* [The records]
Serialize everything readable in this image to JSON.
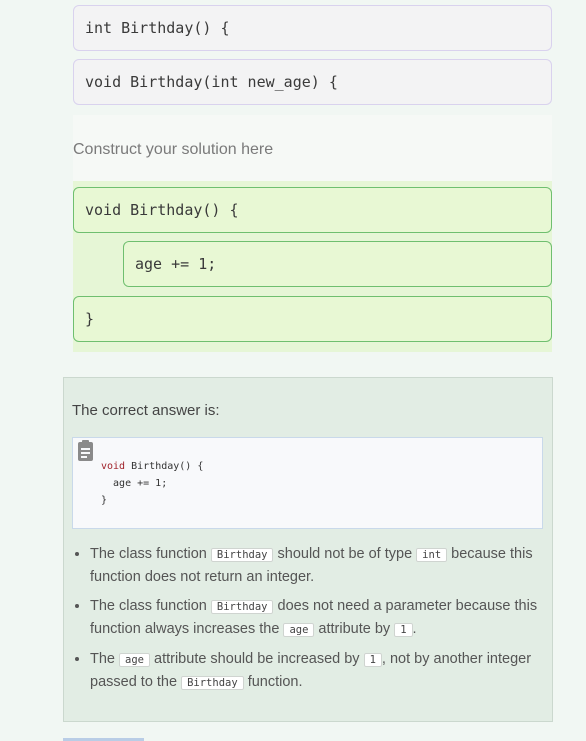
{
  "source_blocks": [
    "int Birthday() {",
    "void Birthday(int new_age) {"
  ],
  "construct_label": "Construct your solution here",
  "solution_blocks": [
    "void Birthday() {",
    "age += 1;",
    "}"
  ],
  "feedback": {
    "title": "The correct answer is:",
    "code_lines": [
      "void Birthday() {",
      "  age += 1;",
      "}"
    ],
    "code_keyword": "void",
    "bullets": [
      {
        "p1": "The class function ",
        "c1": "Birthday",
        "p2": " should not be of type ",
        "c2": "int",
        "p3": " because this function does not return an integer."
      },
      {
        "p1": "The class function ",
        "c1": "Birthday",
        "p2": " does not need a parameter because this function always increases the ",
        "c2": "age",
        "p3": " attribute by ",
        "c3": "1",
        "p4": "."
      },
      {
        "p1": "The ",
        "c1": "age",
        "p2": " attribute should be increased by ",
        "c2": "1",
        "p3": ", not by another integer passed to the ",
        "c3": "Birthday",
        "p4": " function."
      }
    ]
  },
  "icons": {
    "copy": "clipboard-icon"
  }
}
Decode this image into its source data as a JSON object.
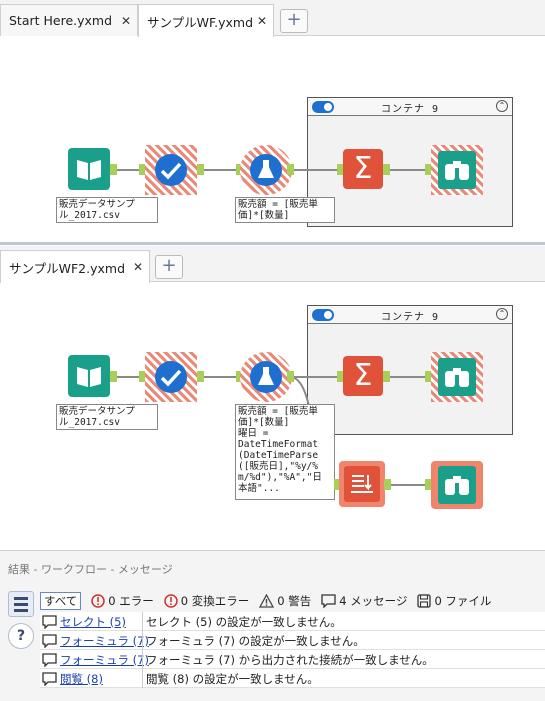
{
  "top_tabs": [
    {
      "label": "Start Here.yxmd",
      "close": "✕"
    },
    {
      "label": "サンプルWF.yxmd",
      "close": "✕"
    }
  ],
  "bottom_tabs": [
    {
      "label": "サンプルWF2.yxmd",
      "close": "✕"
    }
  ],
  "add_tab": "+",
  "workflow1": {
    "container_title": "コンテナ 9",
    "input_label": "販売データサンプ\nル_2017.csv",
    "formula_label": "販売額 = [販売単\n価]*[数量]"
  },
  "workflow2": {
    "container_title": "コンテナ 9",
    "input_label": "販売データサンプ\nル_2017.csv",
    "formula_label": "販売額 = [販売単\n価]*[数量]\n曜日 =\nDateTimeFormat\n(DateTimeParse\n([販売日],\"%y/%\nm/%d\"),\"%A\",\"日\n本語\"..."
  },
  "results": {
    "title": "結果 - ワークフロー - メッセージ",
    "filters": [
      {
        "label": "すべて",
        "icon": ""
      },
      {
        "label": "0 エラー",
        "icon": "error-icon"
      },
      {
        "label": "0 変換エラー",
        "icon": "conversion-error-icon"
      },
      {
        "label": "0 警告",
        "icon": "warning-icon"
      },
      {
        "label": "4 メッセージ",
        "icon": "message-icon"
      },
      {
        "label": "0 ファイル",
        "icon": "file-icon"
      }
    ],
    "messages": [
      {
        "tool": "セレクト (5)",
        "text": "セレクト (5) の設定が一致しません。"
      },
      {
        "tool": "フォーミュラ (7)",
        "text": "フォーミュラ (7) の設定が一致しません。"
      },
      {
        "tool": "フォーミュラ (7)",
        "text": "フォーミュラ (7) から出力された接続が一致しません。"
      },
      {
        "tool": "閲覧 (8)",
        "text": "閲覧 (8) の設定が一致しません。"
      }
    ]
  },
  "colors": {
    "input_tool": "#1aa08a",
    "select_tool": "#1f6fd1",
    "formula_tool": "#1f6fd1",
    "summarize_tool": "#e0533a",
    "browse_tool": "#1aa08a",
    "anchor": "#a8cf5a"
  }
}
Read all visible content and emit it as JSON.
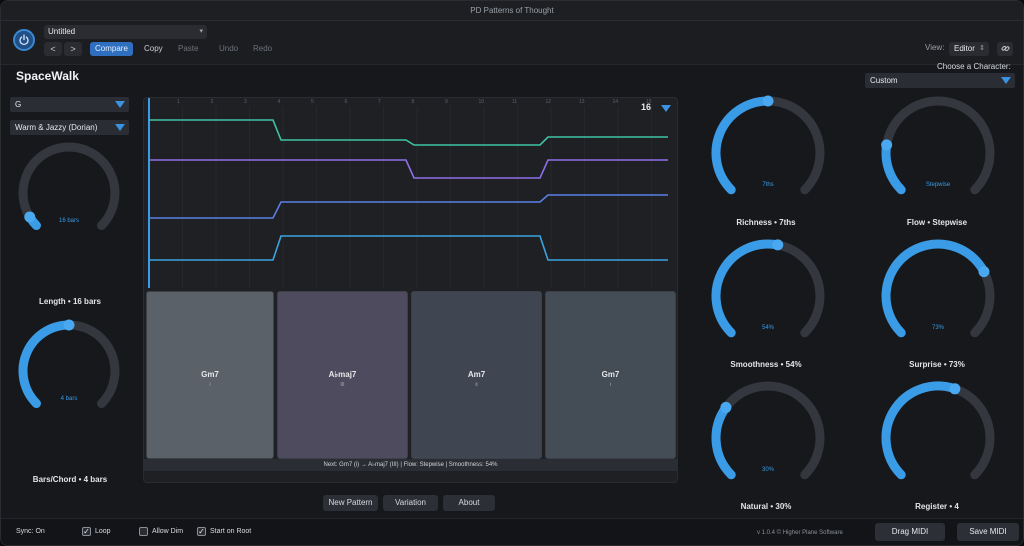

* [Requirement]
Read the entries and pick out all lines that include the word "integer".

* [Expected output]
        "p3": " because this function does not return an integer."
        "p3": ", not by another integer passed to the ",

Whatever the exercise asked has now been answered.